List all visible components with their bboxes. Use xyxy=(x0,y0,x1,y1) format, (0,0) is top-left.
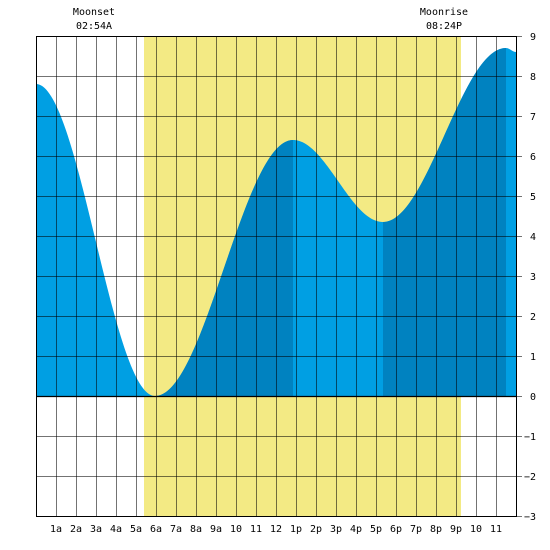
x-tick-label: 1a xyxy=(50,524,62,535)
x-tick-label: 9a xyxy=(210,524,222,535)
y-tick-label: 0 xyxy=(530,392,536,403)
x-tick-label: 1p xyxy=(290,524,302,535)
x-tick-label: 6p xyxy=(390,524,402,535)
x-tick-label: 4a xyxy=(110,524,122,535)
tide-area-dark-band-2 xyxy=(383,48,506,396)
y-tick-label: 8 xyxy=(530,72,536,83)
x-tick-label: 4p xyxy=(350,524,362,535)
y-tick-label: 7 xyxy=(530,112,536,123)
y-tick-label: 4 xyxy=(530,232,536,243)
x-tick-label: 5a xyxy=(130,524,142,535)
x-tick-label: 2p xyxy=(310,524,322,535)
x-tick-label: 7p xyxy=(410,524,422,535)
y-tick-label: 9 xyxy=(530,32,536,43)
x-tick-label: 8p xyxy=(430,524,442,535)
x-tick-label: 8a xyxy=(190,524,202,535)
x-tick-label: 11 xyxy=(490,524,502,535)
moonrise-title: Moonrise xyxy=(420,7,468,18)
x-tick-label: 7a xyxy=(170,524,182,535)
x-tick-label: 9p xyxy=(450,524,462,535)
tide-area-dark-band-1 xyxy=(156,140,293,396)
x-tick-label: 3p xyxy=(330,524,342,535)
x-tick-label: 11 xyxy=(250,524,262,535)
y-tick-label: −3 xyxy=(524,512,536,523)
x-tick-label: 10 xyxy=(230,524,242,535)
moonset-time: 02:54A xyxy=(76,21,112,32)
x-tick-label: 2a xyxy=(70,524,82,535)
y-tick-label: −2 xyxy=(524,472,536,483)
y-tick-label: 3 xyxy=(530,272,536,283)
y-tick-label: 6 xyxy=(530,152,536,163)
plot-frame xyxy=(36,36,517,517)
y-tick-label: 1 xyxy=(530,352,536,363)
x-tick-label: 12 xyxy=(270,524,282,535)
moonrise-time: 08:24P xyxy=(426,21,462,32)
y-tick-label: 5 xyxy=(530,192,536,203)
x-tick-label: 6a xyxy=(150,524,162,535)
x-tick-label: 5p xyxy=(370,524,382,535)
x-tick-label: 3a xyxy=(90,524,102,535)
y-tick-label: 2 xyxy=(530,312,536,323)
moonset-title: Moonset xyxy=(73,7,115,18)
y-tick-label: −1 xyxy=(524,432,536,443)
x-tick-label: 10 xyxy=(470,524,482,535)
▬▬▬▬▬▬
» **Problem statement**
Begin at the line that has "x-tick-label: 1a xyxy=(50,524,62,535)" and stop after the line that has "x-tick-label: 11 xyxy=(490,524,502,535)". Give those lines again with every "x-tick-label" swapped for "x-axis-label" and nothing else changed.

» **The answer**
x-axis-label: 1a xyxy=(50,524,62,535)
x-axis-label: 9a xyxy=(210,524,222,535)
y-tick-label: 0 xyxy=(530,392,536,403)
x-axis-label: 1p xyxy=(290,524,302,535)
x-axis-label: 6p xyxy=(390,524,402,535)
x-axis-label: 4a xyxy=(110,524,122,535)
tide-area-dark-band-2 xyxy=(383,48,506,396)
y-tick-label: 8 xyxy=(530,72,536,83)
x-axis-label: 4p xyxy=(350,524,362,535)
y-tick-label: 7 xyxy=(530,112,536,123)
y-tick-label: 4 xyxy=(530,232,536,243)
x-axis-label: 5a xyxy=(130,524,142,535)
x-axis-label: 2p xyxy=(310,524,322,535)
x-axis-label: 7p xyxy=(410,524,422,535)
y-tick-label: 9 xyxy=(530,32,536,43)
x-axis-label: 8p xyxy=(430,524,442,535)
x-axis-label: 8a xyxy=(190,524,202,535)
x-axis-label: 11 xyxy=(490,524,502,535)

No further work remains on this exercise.